- _SUPPLIED ENTRIES_
....
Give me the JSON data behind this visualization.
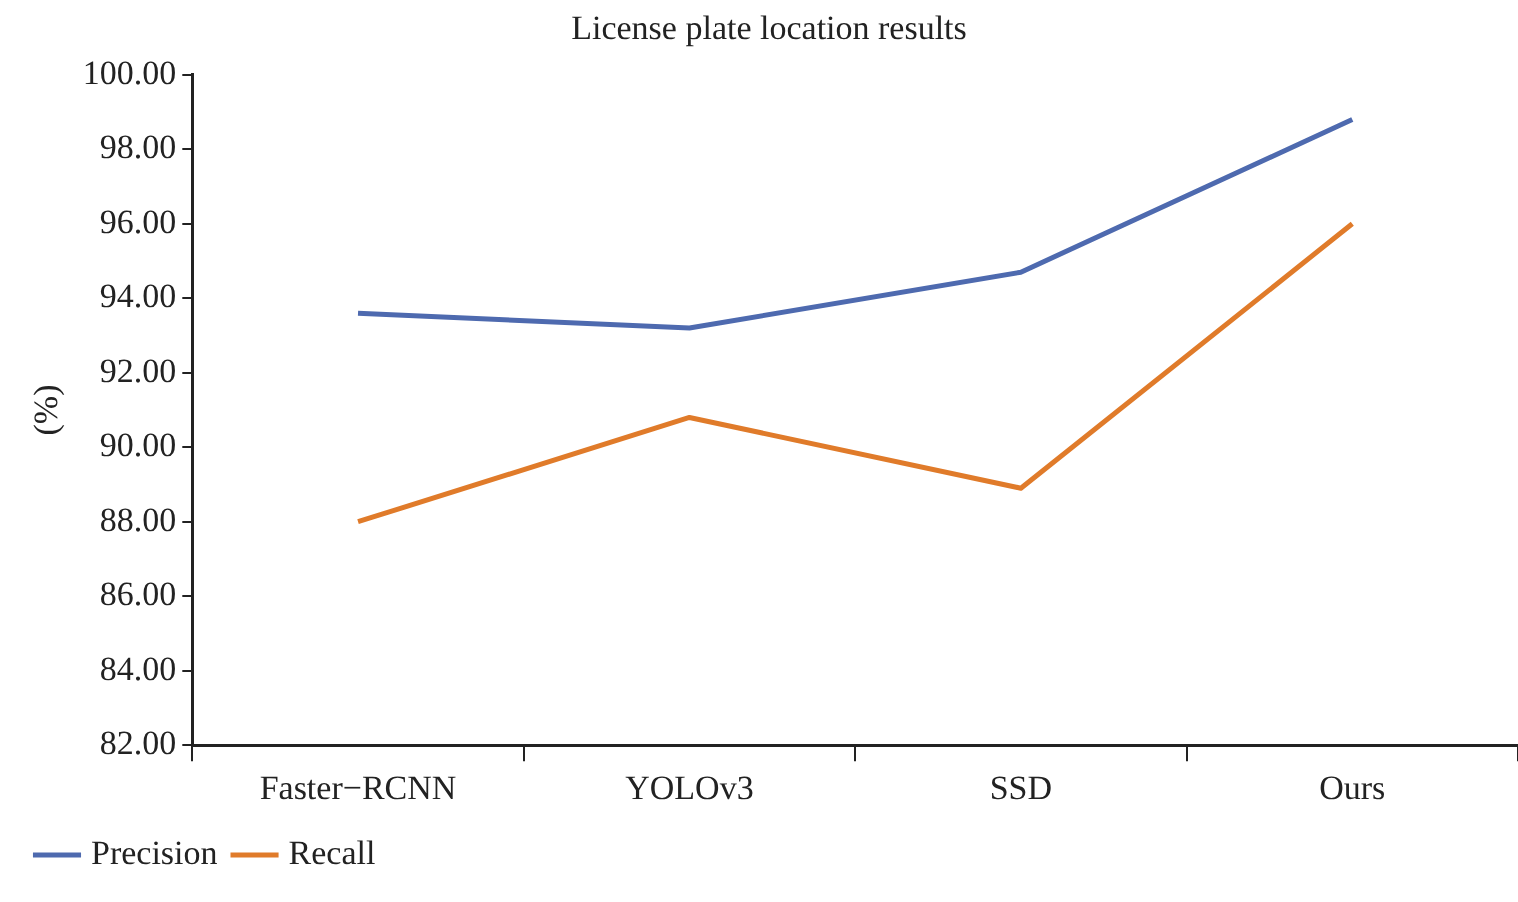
{
  "chart_data": {
    "type": "line",
    "title": "License plate location results",
    "ylabel": "(%)",
    "categories": [
      "Faster−RCNN",
      "YOLOv3",
      "SSD",
      "Ours"
    ],
    "series": [
      {
        "name": "Precision",
        "color": "#4e6aaf",
        "values": [
          93.6,
          93.2,
          94.7,
          98.8
        ]
      },
      {
        "name": "Recall",
        "color": "#e07b2a",
        "values": [
          88.0,
          90.8,
          88.9,
          96.0
        ]
      }
    ],
    "ylim": [
      82,
      100
    ],
    "yticks": [
      {
        "value": 82,
        "label": "82.00"
      },
      {
        "value": 84,
        "label": "84.00"
      },
      {
        "value": 86,
        "label": "86.00"
      },
      {
        "value": 88,
        "label": "88.00"
      },
      {
        "value": 90,
        "label": "90.00"
      },
      {
        "value": 92,
        "label": "92.00"
      },
      {
        "value": 94,
        "label": "94.00"
      },
      {
        "value": 96,
        "label": "96.00"
      },
      {
        "value": 98,
        "label": "98.00"
      },
      {
        "value": 100,
        "label": "100.00"
      }
    ],
    "grid": false,
    "legend": "bottom left",
    "marker": "none",
    "line_style": "solid"
  }
}
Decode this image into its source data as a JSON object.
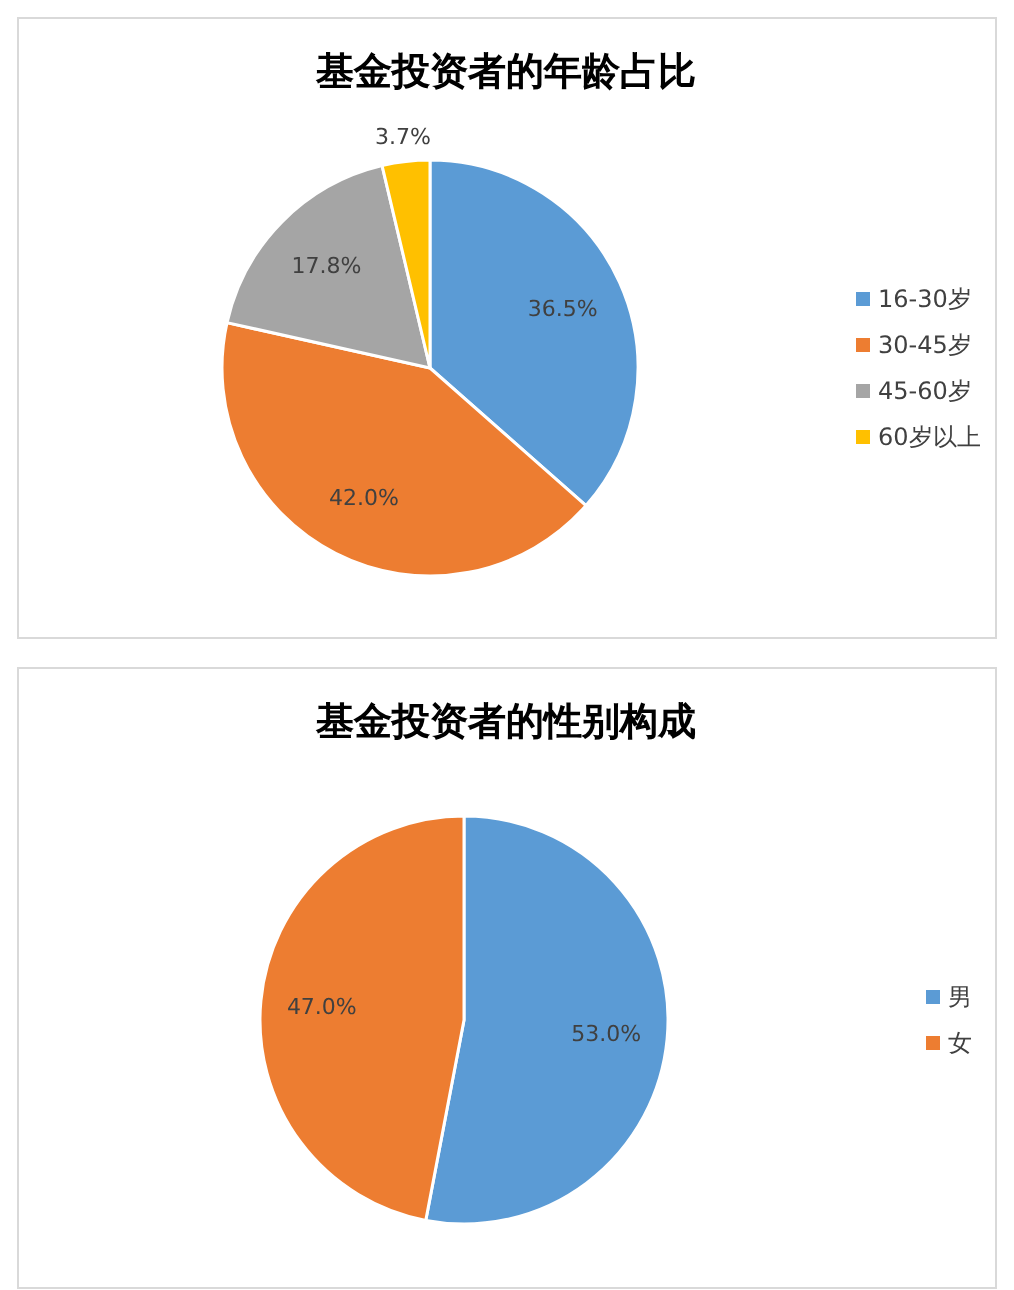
{
  "chart_data": [
    {
      "type": "pie",
      "title": "基金投资者的年龄占比",
      "categories": [
        "16-30岁",
        "30-45岁",
        "45-60岁",
        "60岁以上"
      ],
      "values": [
        36.5,
        42.0,
        17.8,
        3.7
      ],
      "colors": [
        "#5b9bd5",
        "#ed7d31",
        "#a5a5a5",
        "#ffc000"
      ],
      "value_labels": [
        "36.5%",
        "42.0%",
        "17.8%",
        "3.7%"
      ],
      "legend": "right"
    },
    {
      "type": "pie",
      "title": "基金投资者的性别构成",
      "categories": [
        "男",
        "女"
      ],
      "values": [
        53.0,
        47.0
      ],
      "colors": [
        "#5b9bd5",
        "#ed7d31"
      ],
      "value_labels": [
        "53.0%",
        "47.0%"
      ],
      "legend": "right"
    }
  ]
}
....
- _YOUR TASK_
Begin with the line containing "Decode this image" and end with the final line of the data, printing those lines exactly and only; pictures are left out.

- _FINAL RESULT_
Decode this image into its source data as a JSON object.
{
  "chart_data": [
    {
      "type": "pie",
      "title": "基金投资者的年龄占比",
      "categories": [
        "16-30岁",
        "30-45岁",
        "45-60岁",
        "60岁以上"
      ],
      "values": [
        36.5,
        42.0,
        17.8,
        3.7
      ],
      "colors": [
        "#5b9bd5",
        "#ed7d31",
        "#a5a5a5",
        "#ffc000"
      ],
      "value_labels": [
        "36.5%",
        "42.0%",
        "17.8%",
        "3.7%"
      ],
      "legend": "right"
    },
    {
      "type": "pie",
      "title": "基金投资者的性别构成",
      "categories": [
        "男",
        "女"
      ],
      "values": [
        53.0,
        47.0
      ],
      "colors": [
        "#5b9bd5",
        "#ed7d31"
      ],
      "value_labels": [
        "53.0%",
        "47.0%"
      ],
      "legend": "right"
    }
  ]
}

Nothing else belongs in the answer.